# THE TASK
Go through the entries and transcribe each one exactly, dropping the pictures.

Data records:
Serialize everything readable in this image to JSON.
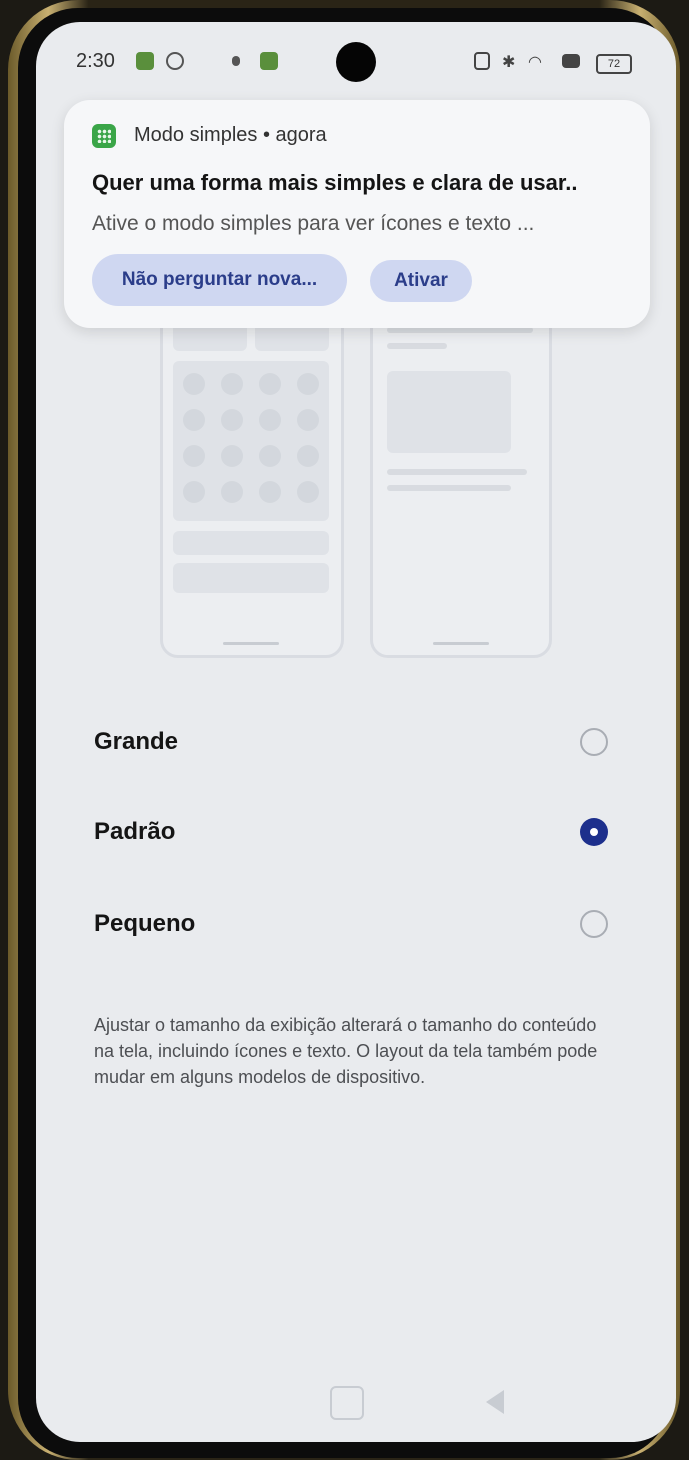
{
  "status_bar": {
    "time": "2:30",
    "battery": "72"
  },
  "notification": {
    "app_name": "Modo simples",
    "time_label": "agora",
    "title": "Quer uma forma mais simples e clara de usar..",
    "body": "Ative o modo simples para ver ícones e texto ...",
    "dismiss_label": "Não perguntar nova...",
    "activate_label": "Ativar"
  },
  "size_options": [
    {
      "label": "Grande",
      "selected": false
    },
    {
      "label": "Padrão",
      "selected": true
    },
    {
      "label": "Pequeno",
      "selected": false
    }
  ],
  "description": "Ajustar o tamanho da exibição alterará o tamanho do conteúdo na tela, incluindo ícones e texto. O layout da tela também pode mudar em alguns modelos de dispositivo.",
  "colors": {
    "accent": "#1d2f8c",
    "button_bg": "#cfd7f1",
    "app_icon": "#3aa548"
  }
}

# FINAL RESULT
Serialize everything readable in this image to JSON.
{
  "status_bar": {
    "time": "2:30",
    "battery": "72"
  },
  "notification": {
    "app_name": "Modo simples",
    "time_label": "agora",
    "title": "Quer uma forma mais simples e clara de usar..",
    "body": "Ative o modo simples para ver ícones e texto ...",
    "dismiss_label": "Não perguntar nova...",
    "activate_label": "Ativar"
  },
  "size_options": [
    {
      "label": "Grande",
      "selected": false
    },
    {
      "label": "Padrão",
      "selected": true
    },
    {
      "label": "Pequeno",
      "selected": false
    }
  ],
  "description": "Ajustar o tamanho da exibição alterará o tamanho do conteúdo na tela, incluindo ícones e texto. O layout da tela também pode mudar em alguns modelos de dispositivo.",
  "colors": {
    "accent": "#1d2f8c",
    "button_bg": "#cfd7f1",
    "app_icon": "#3aa548"
  }
}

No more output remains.